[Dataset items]
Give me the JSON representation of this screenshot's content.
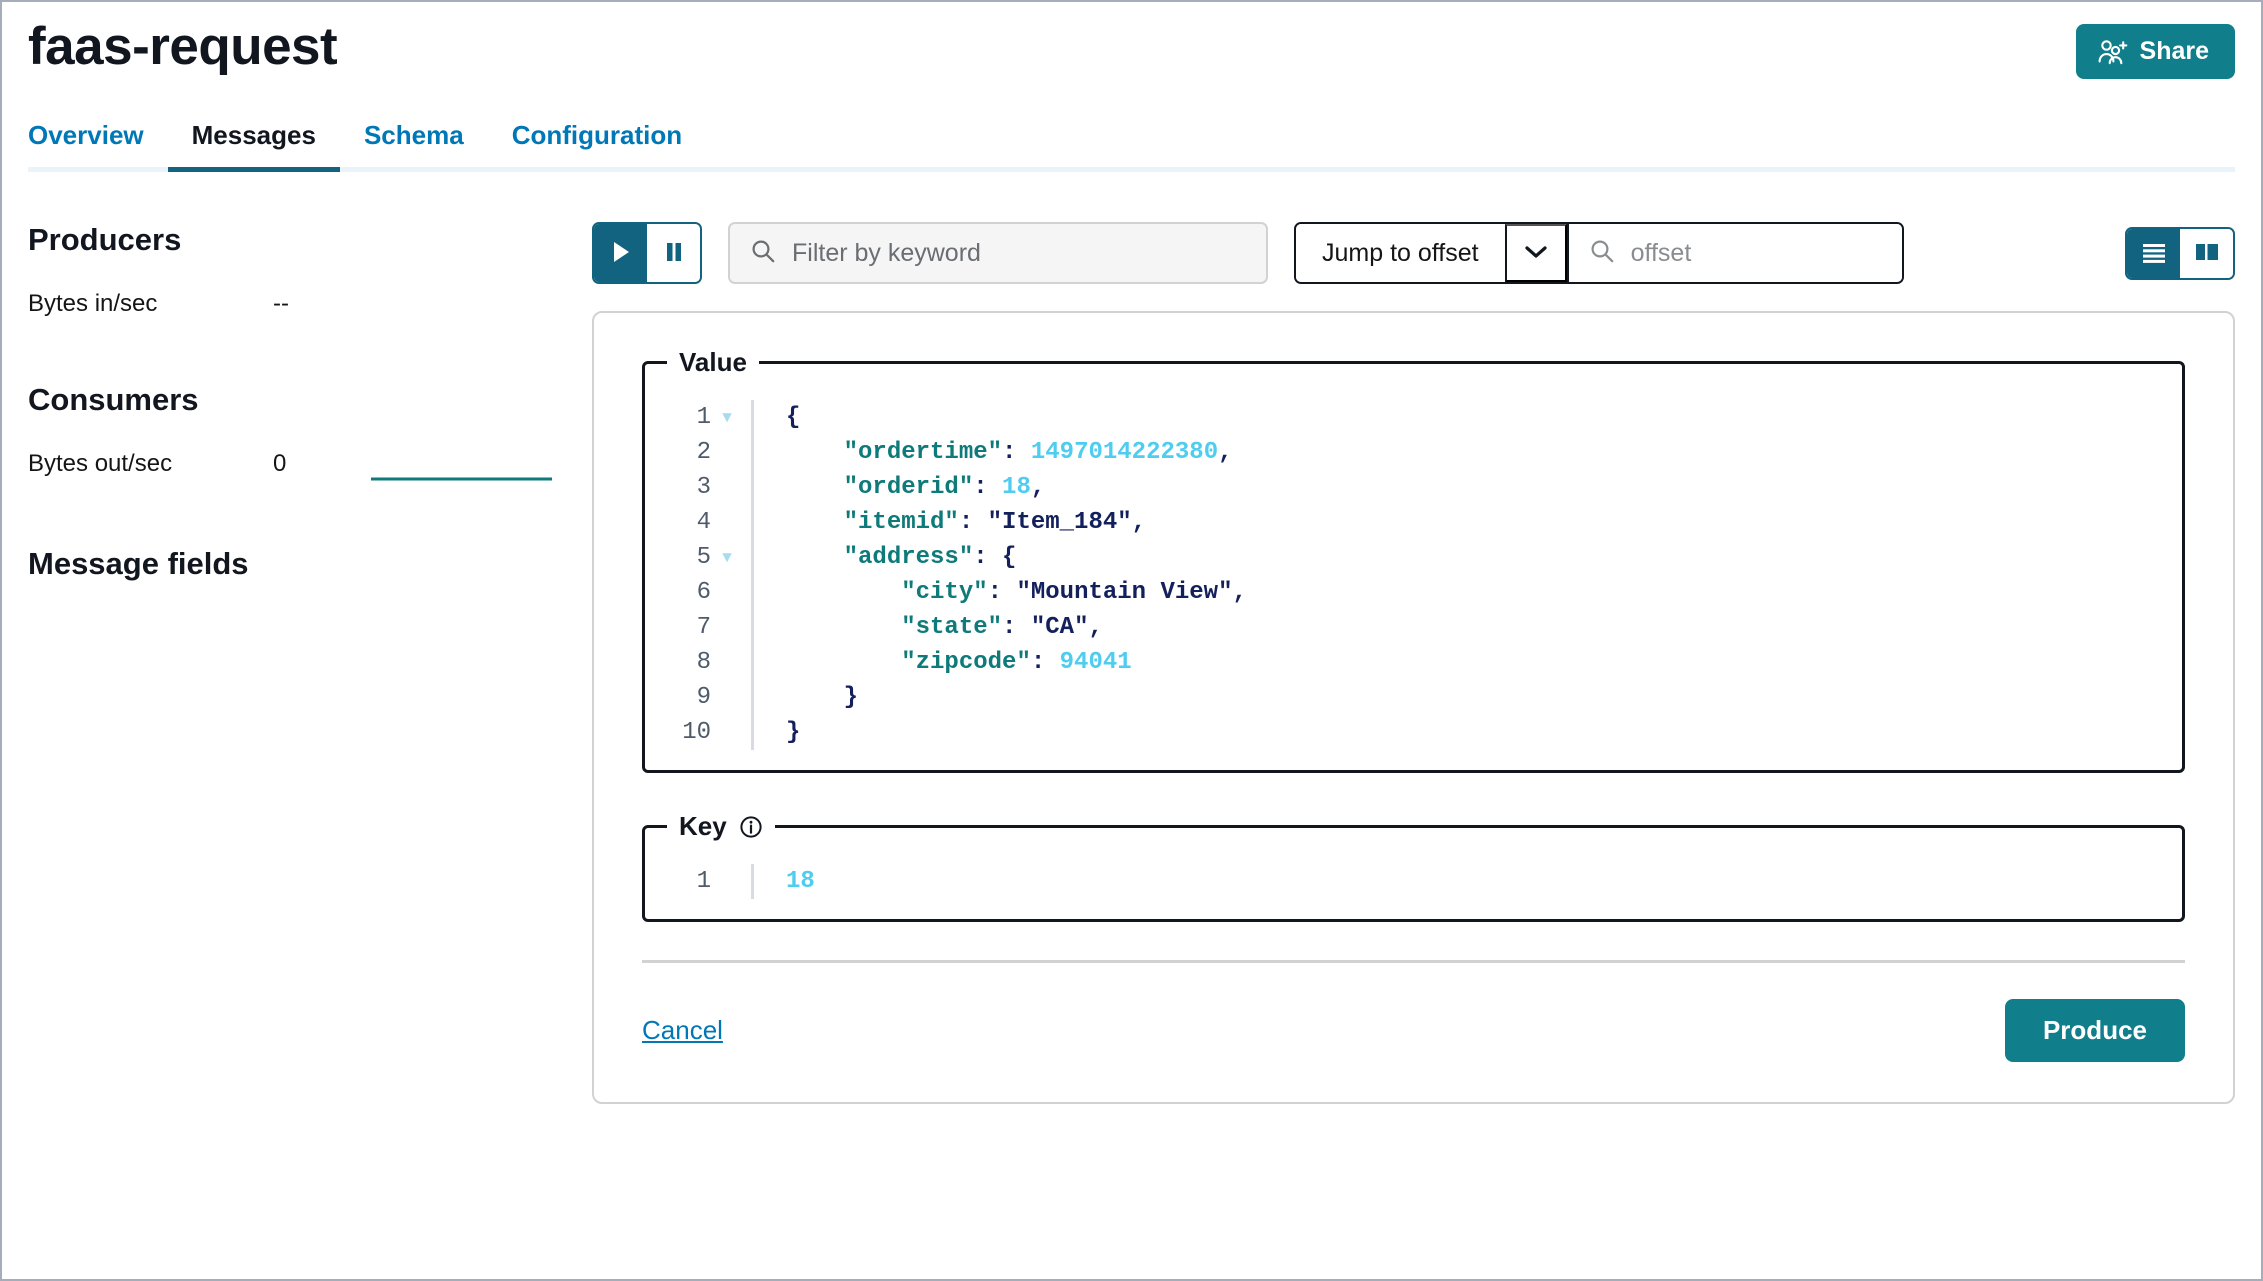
{
  "header": {
    "title": "faas-request",
    "share_label": "Share",
    "share_icon": "users-plus-icon",
    "accent_color": "#107e8b"
  },
  "tabs": [
    {
      "label": "Overview",
      "active": false
    },
    {
      "label": "Messages",
      "active": true
    },
    {
      "label": "Schema",
      "active": false
    },
    {
      "label": "Configuration",
      "active": false
    }
  ],
  "sidebar": {
    "producers": {
      "heading": "Producers",
      "metric_label": "Bytes in/sec",
      "metric_value": "--"
    },
    "consumers": {
      "heading": "Consumers",
      "metric_label": "Bytes out/sec",
      "metric_value": "0",
      "sparkline_color": "#0f7a7a"
    },
    "message_fields": {
      "heading": "Message fields"
    }
  },
  "toolbar": {
    "play_icon": "play-icon",
    "pause_icon": "pause-icon",
    "play_active": true,
    "filter": {
      "icon": "search-icon",
      "placeholder": "Filter by keyword",
      "value": ""
    },
    "jump": {
      "label": "Jump to offset",
      "caret_icon": "chevron-down-icon"
    },
    "offset": {
      "icon": "search-icon",
      "placeholder": "offset",
      "value": ""
    },
    "view_list_icon": "list-view-icon",
    "view_card_icon": "column-view-icon",
    "view_list_active": true,
    "active_color": "#11637f"
  },
  "detail": {
    "value_legend": "Value",
    "key_legend": "Key",
    "key_info_icon": "info-circle-icon",
    "value_lines": [
      {
        "no": "1",
        "fold": true,
        "tokens": [
          {
            "t": "{",
            "c": "b"
          }
        ]
      },
      {
        "no": "2",
        "fold": false,
        "tokens": [
          {
            "t": "    ",
            "c": ""
          },
          {
            "t": "\"ordertime\"",
            "c": "k"
          },
          {
            "t": ": ",
            "c": "p"
          },
          {
            "t": "1497014222380",
            "c": "n"
          },
          {
            "t": ",",
            "c": "p"
          }
        ]
      },
      {
        "no": "3",
        "fold": false,
        "tokens": [
          {
            "t": "    ",
            "c": ""
          },
          {
            "t": "\"orderid\"",
            "c": "k"
          },
          {
            "t": ": ",
            "c": "p"
          },
          {
            "t": "18",
            "c": "n"
          },
          {
            "t": ",",
            "c": "p"
          }
        ]
      },
      {
        "no": "4",
        "fold": false,
        "tokens": [
          {
            "t": "    ",
            "c": ""
          },
          {
            "t": "\"itemid\"",
            "c": "k"
          },
          {
            "t": ": ",
            "c": "p"
          },
          {
            "t": "\"Item_184\"",
            "c": "s"
          },
          {
            "t": ",",
            "c": "p"
          }
        ]
      },
      {
        "no": "5",
        "fold": true,
        "tokens": [
          {
            "t": "    ",
            "c": ""
          },
          {
            "t": "\"address\"",
            "c": "k"
          },
          {
            "t": ": ",
            "c": "p"
          },
          {
            "t": "{",
            "c": "b"
          }
        ]
      },
      {
        "no": "6",
        "fold": false,
        "tokens": [
          {
            "t": "        ",
            "c": ""
          },
          {
            "t": "\"city\"",
            "c": "k"
          },
          {
            "t": ": ",
            "c": "p"
          },
          {
            "t": "\"Mountain View\"",
            "c": "s"
          },
          {
            "t": ",",
            "c": "p"
          }
        ]
      },
      {
        "no": "7",
        "fold": false,
        "tokens": [
          {
            "t": "        ",
            "c": ""
          },
          {
            "t": "\"state\"",
            "c": "k"
          },
          {
            "t": ": ",
            "c": "p"
          },
          {
            "t": "\"CA\"",
            "c": "s"
          },
          {
            "t": ",",
            "c": "p"
          }
        ]
      },
      {
        "no": "8",
        "fold": false,
        "tokens": [
          {
            "t": "        ",
            "c": ""
          },
          {
            "t": "\"zipcode\"",
            "c": "k"
          },
          {
            "t": ": ",
            "c": "p"
          },
          {
            "t": "94041",
            "c": "n"
          }
        ]
      },
      {
        "no": "9",
        "fold": false,
        "tokens": [
          {
            "t": "    ",
            "c": ""
          },
          {
            "t": "}",
            "c": "b"
          }
        ]
      },
      {
        "no": "10",
        "fold": false,
        "tokens": [
          {
            "t": "}",
            "c": "b"
          }
        ]
      }
    ],
    "key_lines": [
      {
        "no": "1",
        "fold": false,
        "tokens": [
          {
            "t": "18",
            "c": "n"
          }
        ]
      }
    ],
    "cancel_label": "Cancel",
    "produce_label": "Produce"
  }
}
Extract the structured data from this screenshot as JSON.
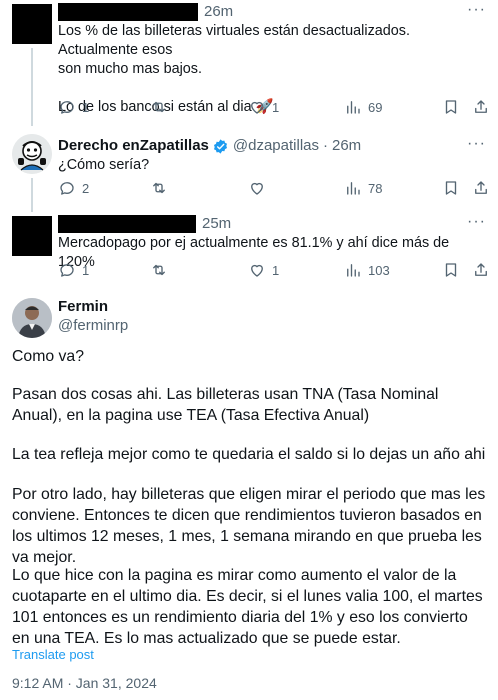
{
  "replies": [
    {
      "time": "26m",
      "text_lines": [
        "Los % de las billeteras virtuales están desactualizados. Actualmente esos",
        "son mucho mas bajos.",
        "",
        "Lo de los banco si están al dia 🚀"
      ],
      "replies_count": "1",
      "retweets_count": "",
      "likes_count": "1",
      "views_count": "69"
    },
    {
      "display_name": "Derecho enZapatillas",
      "handle": "@dzapatillas",
      "sep": "·",
      "time": "26m",
      "text_lines": [
        "¿Cómo sería?"
      ],
      "replies_count": "2",
      "retweets_count": "",
      "likes_count": "",
      "views_count": "78"
    },
    {
      "time": "25m",
      "text_lines": [
        "Mercadopago por ej actualmente es 81.1% y ahí dice más de 120%"
      ],
      "replies_count": "1",
      "retweets_count": "",
      "likes_count": "1",
      "views_count": "103"
    }
  ],
  "main_post": {
    "display_name": "Fermin",
    "handle": "@ferminrp",
    "paragraphs": [
      "Como va?",
      "Pasan dos cosas ahi. Las billeteras usan TNA (Tasa Nominal Anual), en la pagina use TEA (Tasa Efectiva Anual)",
      "La tea refleja mejor como te quedaria el saldo si lo dejas un año ahi",
      "Por otro lado, hay billeteras que eligen mirar el periodo que mas les conviene. Entonces te dicen que rendimientos tuvieron basados en los ultimos 12 meses, 1 mes, 1 semana mirando en que prueba les va mejor.",
      "Lo que hice con la pagina es mirar como aumento el valor de la cuotaparte en el ultimo dia. Es decir, si el lunes valia 100, el martes 101 entonces es un rendimiento diaria del 1% y eso los convierto en una TEA. Es lo mas actualizado que se puede estar."
    ],
    "translate_label": "Translate post",
    "timestamp": "9:12 AM · Jan 31, 2024"
  },
  "colors": {
    "accent": "#1d9bf0",
    "muted": "#536471",
    "verified": "#1d9bf0"
  }
}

Objective:
From the line holding "Extract the structured" to the last line of the listing, please output each line exactly as it stands. Pictures stay out of the copy.

Answer to the problem:
Extract the structured data from this screenshot as JSON.
{
  "replies": [
    {
      "time": "26m",
      "text_lines": [
        "Los % de las billeteras virtuales están desactualizados. Actualmente esos",
        "son mucho mas bajos.",
        "",
        "Lo de los banco si están al dia 🚀"
      ],
      "replies_count": "1",
      "retweets_count": "",
      "likes_count": "1",
      "views_count": "69"
    },
    {
      "display_name": "Derecho enZapatillas",
      "handle": "@dzapatillas",
      "sep": "·",
      "time": "26m",
      "text_lines": [
        "¿Cómo sería?"
      ],
      "replies_count": "2",
      "retweets_count": "",
      "likes_count": "",
      "views_count": "78"
    },
    {
      "time": "25m",
      "text_lines": [
        "Mercadopago por ej actualmente es 81.1% y ahí dice más de 120%"
      ],
      "replies_count": "1",
      "retweets_count": "",
      "likes_count": "1",
      "views_count": "103"
    }
  ],
  "main_post": {
    "display_name": "Fermin",
    "handle": "@ferminrp",
    "paragraphs": [
      "Como va?",
      "Pasan dos cosas ahi. Las billeteras usan TNA (Tasa Nominal Anual), en la pagina use TEA (Tasa Efectiva Anual)",
      "La tea refleja mejor como te quedaria el saldo si lo dejas un año ahi",
      "Por otro lado, hay billeteras que eligen mirar el periodo que mas les conviene. Entonces te dicen que rendimientos tuvieron basados en los ultimos 12 meses, 1 mes, 1 semana mirando en que prueba les va mejor.",
      "Lo que hice con la pagina es mirar como aumento el valor de la cuotaparte en el ultimo dia. Es decir, si el lunes valia 100, el martes 101 entonces es un rendimiento diaria del 1% y eso los convierto en una TEA. Es lo mas actualizado que se puede estar."
    ],
    "translate_label": "Translate post",
    "timestamp": "9:12 AM · Jan 31, 2024"
  },
  "colors": {
    "accent": "#1d9bf0",
    "muted": "#536471",
    "verified": "#1d9bf0"
  }
}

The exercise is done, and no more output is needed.